**Directions for this task:**
Transcribe the listing verbatim. Do not carry over any pictures.

^^^^

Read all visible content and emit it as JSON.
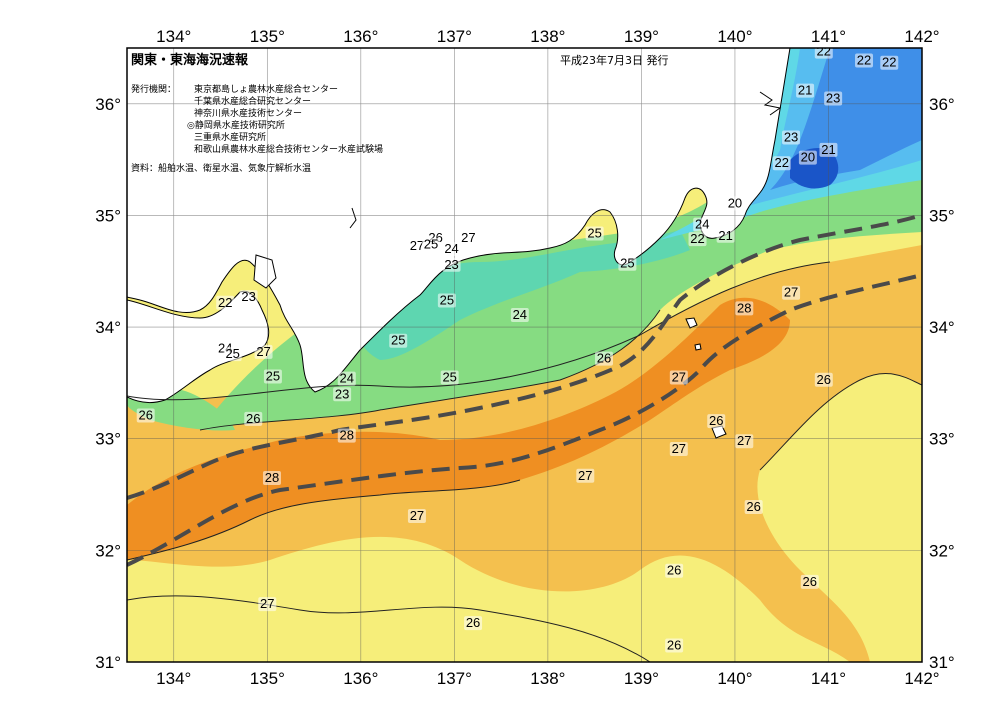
{
  "title": "関東・東海海況速報",
  "issue_date": "平成23年7月3日 発行",
  "publishers_label": "発行機関：",
  "publishers": [
    "東京都島しょ農林水産総合センター",
    "千葉県水産総合研究センター",
    "神奈川県水産技術センター",
    "◎静岡県水産技術研究所",
    "三重県水産研究所",
    "和歌山県農林水産総合技術センター水産試験場"
  ],
  "data_source": "資料：船舶水温、衛星水温、気象庁解析水温",
  "longitude_ticks": [
    "134°",
    "135°",
    "136°",
    "137°",
    "138°",
    "139°",
    "140°",
    "141°",
    "142°"
  ],
  "latitude_ticks_left": [
    "36°",
    "35°",
    "34°",
    "33°",
    "32°",
    "31°"
  ],
  "latitude_ticks_right": [
    "36°",
    "35°",
    "34°",
    "33°",
    "32°",
    "31°"
  ],
  "colors": {
    "t20": "#1a55c8",
    "t21": "#3f8fe8",
    "t22": "#57bdf0",
    "t23": "#5fd8e6",
    "t24": "#5ed6b0",
    "t25": "#86dc82",
    "t26": "#f6ee7a",
    "t27": "#f4c04e",
    "t28": "#ef8f22",
    "land": "#ffffff",
    "kuroshio_axis": "#4a4a4a"
  },
  "sst_labels": [
    {
      "v": "22",
      "lon": 140.95,
      "lat": 36.45
    },
    {
      "v": "22",
      "lon": 141.38,
      "lat": 36.37
    },
    {
      "v": "22",
      "lon": 141.65,
      "lat": 36.35
    },
    {
      "v": "21",
      "lon": 140.75,
      "lat": 36.1
    },
    {
      "v": "23",
      "lon": 141.05,
      "lat": 36.03
    },
    {
      "v": "23",
      "lon": 140.6,
      "lat": 35.68
    },
    {
      "v": "20",
      "lon": 140.78,
      "lat": 35.5
    },
    {
      "v": "21",
      "lon": 141.0,
      "lat": 35.57
    },
    {
      "v": "22",
      "lon": 140.5,
      "lat": 35.45
    },
    {
      "v": "20",
      "lon": 140.0,
      "lat": 35.09
    },
    {
      "v": "24",
      "lon": 139.65,
      "lat": 34.9
    },
    {
      "v": "22",
      "lon": 139.6,
      "lat": 34.77
    },
    {
      "v": "21",
      "lon": 139.9,
      "lat": 34.8
    },
    {
      "v": "25",
      "lon": 138.5,
      "lat": 34.82
    },
    {
      "v": "25",
      "lon": 138.85,
      "lat": 34.55
    },
    {
      "v": "26",
      "lon": 136.8,
      "lat": 34.78
    },
    {
      "v": "27",
      "lon": 137.15,
      "lat": 34.78
    },
    {
      "v": "27",
      "lon": 136.6,
      "lat": 34.71
    },
    {
      "v": "25",
      "lon": 136.75,
      "lat": 34.72
    },
    {
      "v": "24",
      "lon": 136.97,
      "lat": 34.68
    },
    {
      "v": "23",
      "lon": 136.97,
      "lat": 34.54
    },
    {
      "v": "25",
      "lon": 136.92,
      "lat": 34.22
    },
    {
      "v": "24",
      "lon": 137.7,
      "lat": 34.09
    },
    {
      "v": "25",
      "lon": 136.4,
      "lat": 33.86
    },
    {
      "v": "24",
      "lon": 135.85,
      "lat": 33.52
    },
    {
      "v": "25",
      "lon": 136.95,
      "lat": 33.53
    },
    {
      "v": "23",
      "lon": 135.8,
      "lat": 33.38
    },
    {
      "v": "23",
      "lon": 134.8,
      "lat": 34.25
    },
    {
      "v": "22",
      "lon": 134.55,
      "lat": 34.2
    },
    {
      "v": "24",
      "lon": 134.55,
      "lat": 33.79
    },
    {
      "v": "25",
      "lon": 134.63,
      "lat": 33.74
    },
    {
      "v": "27",
      "lon": 134.96,
      "lat": 33.76
    },
    {
      "v": "25",
      "lon": 135.06,
      "lat": 33.54
    },
    {
      "v": "26",
      "lon": 133.7,
      "lat": 33.19
    },
    {
      "v": "26",
      "lon": 134.85,
      "lat": 33.16
    },
    {
      "v": "28",
      "lon": 135.85,
      "lat": 33.01
    },
    {
      "v": "26",
      "lon": 138.6,
      "lat": 33.7
    },
    {
      "v": "27",
      "lon": 139.4,
      "lat": 33.53
    },
    {
      "v": "28",
      "lon": 140.1,
      "lat": 34.15
    },
    {
      "v": "27",
      "lon": 140.6,
      "lat": 34.29
    },
    {
      "v": "26",
      "lon": 140.95,
      "lat": 33.51
    },
    {
      "v": "26",
      "lon": 139.8,
      "lat": 33.14
    },
    {
      "v": "27",
      "lon": 140.1,
      "lat": 32.96
    },
    {
      "v": "27",
      "lon": 139.4,
      "lat": 32.89
    },
    {
      "v": "28",
      "lon": 135.05,
      "lat": 32.63
    },
    {
      "v": "27",
      "lon": 138.4,
      "lat": 32.65
    },
    {
      "v": "27",
      "lon": 136.6,
      "lat": 32.29
    },
    {
      "v": "26",
      "lon": 140.2,
      "lat": 32.37
    },
    {
      "v": "26",
      "lon": 139.35,
      "lat": 31.8
    },
    {
      "v": "26",
      "lon": 140.8,
      "lat": 31.7
    },
    {
      "v": "27",
      "lon": 135.0,
      "lat": 31.5
    },
    {
      "v": "26",
      "lon": 137.2,
      "lat": 31.33
    },
    {
      "v": "26",
      "lon": 139.35,
      "lat": 31.13
    }
  ]
}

^^^^

**Correct output:**
Read all visible content and emit it as JSON.
{
  "title": "関東・東海海況速報",
  "issue_date": "平成23年7月3日 発行",
  "publishers_label": "発行機関：",
  "publishers": [
    "東京都島しょ農林水産総合センター",
    "千葉県水産総合研究センター",
    "神奈川県水産技術センター",
    "◎静岡県水産技術研究所",
    "三重県水産研究所",
    "和歌山県農林水産総合技術センター水産試験場"
  ],
  "data_source": "資料：船舶水温、衛星水温、気象庁解析水温",
  "longitude_ticks": [
    "134°",
    "135°",
    "136°",
    "137°",
    "138°",
    "139°",
    "140°",
    "141°",
    "142°"
  ],
  "latitude_ticks_left": [
    "36°",
    "35°",
    "34°",
    "33°",
    "32°",
    "31°"
  ],
  "latitude_ticks_right": [
    "36°",
    "35°",
    "34°",
    "33°",
    "32°",
    "31°"
  ],
  "colors": {
    "t20": "#1a55c8",
    "t21": "#3f8fe8",
    "t22": "#57bdf0",
    "t23": "#5fd8e6",
    "t24": "#5ed6b0",
    "t25": "#86dc82",
    "t26": "#f6ee7a",
    "t27": "#f4c04e",
    "t28": "#ef8f22",
    "land": "#ffffff",
    "kuroshio_axis": "#4a4a4a"
  },
  "sst_labels": [
    {
      "v": "22",
      "lon": 140.95,
      "lat": 36.45
    },
    {
      "v": "22",
      "lon": 141.38,
      "lat": 36.37
    },
    {
      "v": "22",
      "lon": 141.65,
      "lat": 36.35
    },
    {
      "v": "21",
      "lon": 140.75,
      "lat": 36.1
    },
    {
      "v": "23",
      "lon": 141.05,
      "lat": 36.03
    },
    {
      "v": "23",
      "lon": 140.6,
      "lat": 35.68
    },
    {
      "v": "20",
      "lon": 140.78,
      "lat": 35.5
    },
    {
      "v": "21",
      "lon": 141.0,
      "lat": 35.57
    },
    {
      "v": "22",
      "lon": 140.5,
      "lat": 35.45
    },
    {
      "v": "20",
      "lon": 140.0,
      "lat": 35.09
    },
    {
      "v": "24",
      "lon": 139.65,
      "lat": 34.9
    },
    {
      "v": "22",
      "lon": 139.6,
      "lat": 34.77
    },
    {
      "v": "21",
      "lon": 139.9,
      "lat": 34.8
    },
    {
      "v": "25",
      "lon": 138.5,
      "lat": 34.82
    },
    {
      "v": "25",
      "lon": 138.85,
      "lat": 34.55
    },
    {
      "v": "26",
      "lon": 136.8,
      "lat": 34.78
    },
    {
      "v": "27",
      "lon": 137.15,
      "lat": 34.78
    },
    {
      "v": "27",
      "lon": 136.6,
      "lat": 34.71
    },
    {
      "v": "25",
      "lon": 136.75,
      "lat": 34.72
    },
    {
      "v": "24",
      "lon": 136.97,
      "lat": 34.68
    },
    {
      "v": "23",
      "lon": 136.97,
      "lat": 34.54
    },
    {
      "v": "25",
      "lon": 136.92,
      "lat": 34.22
    },
    {
      "v": "24",
      "lon": 137.7,
      "lat": 34.09
    },
    {
      "v": "25",
      "lon": 136.4,
      "lat": 33.86
    },
    {
      "v": "24",
      "lon": 135.85,
      "lat": 33.52
    },
    {
      "v": "25",
      "lon": 136.95,
      "lat": 33.53
    },
    {
      "v": "23",
      "lon": 135.8,
      "lat": 33.38
    },
    {
      "v": "23",
      "lon": 134.8,
      "lat": 34.25
    },
    {
      "v": "22",
      "lon": 134.55,
      "lat": 34.2
    },
    {
      "v": "24",
      "lon": 134.55,
      "lat": 33.79
    },
    {
      "v": "25",
      "lon": 134.63,
      "lat": 33.74
    },
    {
      "v": "27",
      "lon": 134.96,
      "lat": 33.76
    },
    {
      "v": "25",
      "lon": 135.06,
      "lat": 33.54
    },
    {
      "v": "26",
      "lon": 133.7,
      "lat": 33.19
    },
    {
      "v": "26",
      "lon": 134.85,
      "lat": 33.16
    },
    {
      "v": "28",
      "lon": 135.85,
      "lat": 33.01
    },
    {
      "v": "26",
      "lon": 138.6,
      "lat": 33.7
    },
    {
      "v": "27",
      "lon": 139.4,
      "lat": 33.53
    },
    {
      "v": "28",
      "lon": 140.1,
      "lat": 34.15
    },
    {
      "v": "27",
      "lon": 140.6,
      "lat": 34.29
    },
    {
      "v": "26",
      "lon": 140.95,
      "lat": 33.51
    },
    {
      "v": "26",
      "lon": 139.8,
      "lat": 33.14
    },
    {
      "v": "27",
      "lon": 140.1,
      "lat": 32.96
    },
    {
      "v": "27",
      "lon": 139.4,
      "lat": 32.89
    },
    {
      "v": "28",
      "lon": 135.05,
      "lat": 32.63
    },
    {
      "v": "27",
      "lon": 138.4,
      "lat": 32.65
    },
    {
      "v": "27",
      "lon": 136.6,
      "lat": 32.29
    },
    {
      "v": "26",
      "lon": 140.2,
      "lat": 32.37
    },
    {
      "v": "26",
      "lon": 139.35,
      "lat": 31.8
    },
    {
      "v": "26",
      "lon": 140.8,
      "lat": 31.7
    },
    {
      "v": "27",
      "lon": 135.0,
      "lat": 31.5
    },
    {
      "v": "26",
      "lon": 137.2,
      "lat": 31.33
    },
    {
      "v": "26",
      "lon": 139.35,
      "lat": 31.13
    }
  ]
}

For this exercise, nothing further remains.